Start of Document

Items can belong to more than one category and to different levels of the structure (for example, "tennis shoes" can be a category in "clothing" and also a category in "sports equipment").

The structure of the OP taxonomy is a DAG (direct acyclic graph), which can contain multiple top-level nodes. The different portions of the taxonomy can be disconnected too. Any node can connect to any other node but there cannot be a path that connects a node's child back to the node itself.

OP also supports multiple taxonomies (different ways of organizing the items).

The taxonomy is implemented using a group of tables; they are specified by the customer at installation time:

MTR_TAXONOMY: Lists the different taxonomies used by the site. The schema for this table has three fields; they are listed below, in order, with their data types:

ID

NUMBER PK

NAME

VARCHAR2(150)

DESCRIPTION

VARCHAR2(4000)
MTR_TAXONOMY_CATEGORY: Specifies which categories belong to the different taxonomies. (A category can belong to multiple taxonomies; however, for a given taxonomy, there can be only one instance of any category.) The schema for this table has four fields; they are listed below, in order, with their data types:

TAXONOMY_LEVEL

NUMBER PK

TAXONOMY_ID

NUMBER PK

PARENT_ID

NUMBER PK

CHILD_ID

NUMBER PK
MTR_TAXONOMY_CATEGORY_ITEM: Specifies which items go with a given taxonomy-category pair. The schema for this table has four fields; they are listed below, in order, with their data types:

CATEGORY_ID

NUMBER PK

TAXONOMY_ID

NUMBER PK

ITEM_ID

NUMBER PK

ITEM_TYPE

VARCHAR2(30) PK
MTR_CATEGORY: Specifies the different categories used by the site. The schema for this table has three fields; they are listed below, in order, with their data types:

ID

NUMBER PK

NAME

VARCHAR2(150)

End of Document

▸ What is asked
Reproduce word for word the stretch of the OP taxonomy text from "MTR_TAXONOMY: Lists the" through "VARCHAR2(4000)".

Start of Dataset entries

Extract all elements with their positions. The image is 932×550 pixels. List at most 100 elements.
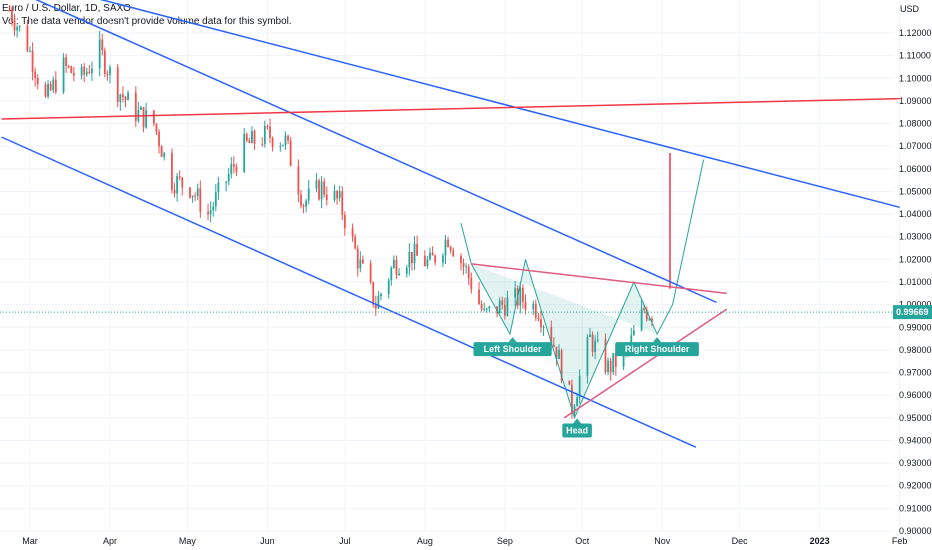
candle-body	[576, 397, 578, 407]
grid	[0, 0, 901, 532]
candle-body	[501, 300, 504, 305]
candle-body	[356, 248, 359, 269]
candle-body	[284, 135, 287, 145]
trendline	[1, 97, 900, 120]
candle-body	[163, 152, 166, 157]
time-axis[interactable]: Mar Apr May Jun Jul Aug Sep Oct Nov Dec 2023 Feb	[22, 536, 907, 546]
candle-body	[171, 152, 173, 190]
candle-body	[134, 92, 137, 121]
candle-body	[359, 259, 362, 269]
candle-body	[632, 330, 635, 336]
trendline	[99, 0, 900, 209]
y-tick-label: 1.10000	[899, 73, 932, 83]
candle-body	[609, 360, 612, 373]
candle-body	[480, 304, 483, 310]
candle-body	[503, 304, 506, 316]
current-price-label: 0.99669	[896, 307, 929, 317]
candle-body	[279, 145, 282, 148]
candle-body	[307, 188, 310, 201]
candle-body	[519, 287, 522, 306]
candle-body	[550, 327, 553, 345]
candle-body	[483, 308, 486, 310]
candle-body	[181, 177, 184, 188]
candle-body	[13, 21, 16, 31]
candle-body	[65, 57, 68, 67]
candle-body	[85, 71, 88, 75]
y-tick-label: 1.07000	[899, 141, 932, 151]
candle-body	[555, 346, 558, 360]
volume-note: Vol: The data vendor doesn't provide vol…	[2, 16, 292, 27]
y-tick-label: 1.11000	[899, 51, 931, 61]
symbol-title: Euro / U.S. Dollar, 1D, SAXO	[2, 3, 131, 14]
trendlines	[1, 0, 900, 448]
candle-body	[462, 263, 465, 267]
candle-body	[643, 308, 646, 310]
y-tick-label: 0.93000	[899, 458, 932, 468]
candle-body	[52, 79, 55, 91]
candle-body	[573, 406, 576, 414]
candle-body	[447, 239, 449, 247]
candle-body	[622, 349, 625, 367]
candle-body	[320, 181, 323, 200]
y-tick-label: 0.91000	[899, 503, 932, 513]
candle-body	[227, 173, 230, 182]
candle-body	[269, 126, 271, 138]
candle-body	[225, 181, 228, 183]
candle-body	[380, 293, 382, 296]
pattern-label: Left Shoulder	[484, 344, 542, 354]
candle-body	[429, 252, 431, 260]
candle-body	[91, 68, 93, 74]
candle-body	[127, 92, 129, 101]
candle-body	[413, 243, 416, 264]
y-tick-label: 1.00000	[899, 300, 932, 310]
candle-body	[640, 308, 643, 331]
candle-body	[235, 166, 238, 172]
y-tick-label: 1.09000	[899, 96, 932, 106]
current-price-badge: 0.99669	[893, 305, 932, 320]
candle-body	[11, 10, 13, 22]
candle-body	[343, 214, 346, 229]
x-tick-label: Mar	[22, 536, 38, 546]
candle-body	[287, 135, 289, 141]
x-tick-label: Apr	[103, 536, 117, 546]
candle-body	[109, 67, 111, 75]
candle-body	[243, 133, 246, 172]
candle-body	[416, 243, 418, 256]
candle-body	[333, 191, 336, 200]
candle-body	[395, 259, 398, 276]
candle-body	[266, 125, 269, 127]
candle-body	[160, 146, 163, 157]
candle-body	[390, 267, 393, 281]
candle-body	[351, 228, 354, 238]
candle-body	[630, 335, 633, 347]
price-axis[interactable]: USD 0.90000 0.91000 0.92000 0.93000 0.94000 0…	[899, 4, 932, 536]
trendline	[563, 308, 728, 419]
candle-body	[411, 251, 413, 264]
candle-body	[460, 256, 462, 264]
x-tick-label: May	[179, 536, 197, 546]
candle-body	[263, 125, 266, 145]
candle-body	[106, 73, 109, 75]
x-tick-label: Jul	[339, 536, 351, 546]
candle-body	[282, 144, 284, 146]
candle-body	[540, 319, 542, 328]
candle-body	[305, 200, 308, 207]
trendline	[35, 0, 717, 304]
candle-body	[612, 352, 615, 373]
candle-body	[405, 267, 408, 274]
candle-body	[80, 66, 83, 76]
candle-body	[36, 78, 39, 85]
pattern-fill	[471, 259, 658, 418]
candle-body	[374, 304, 377, 309]
candle-body	[217, 182, 220, 193]
x-tick-label: Feb	[892, 536, 908, 546]
candle-body	[560, 350, 563, 381]
candle-body	[31, 50, 34, 72]
candle-body	[189, 187, 191, 198]
candle-body	[488, 306, 491, 309]
candle-body	[532, 303, 535, 310]
y-tick-label: 1.05000	[899, 186, 932, 196]
candle-body	[212, 206, 215, 211]
candle-body	[26, 25, 29, 51]
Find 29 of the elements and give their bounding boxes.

End of Dataset entries

▸ Exercise solution
MTR_TAXONOMY: Lists the different taxonomies used by the site. The schema for this table has three fields; they are listed below, in order, with their data types:

ID

NUMBER PK

NAME

VARCHAR2(150)

DESCRIPTION

VARCHAR2(4000)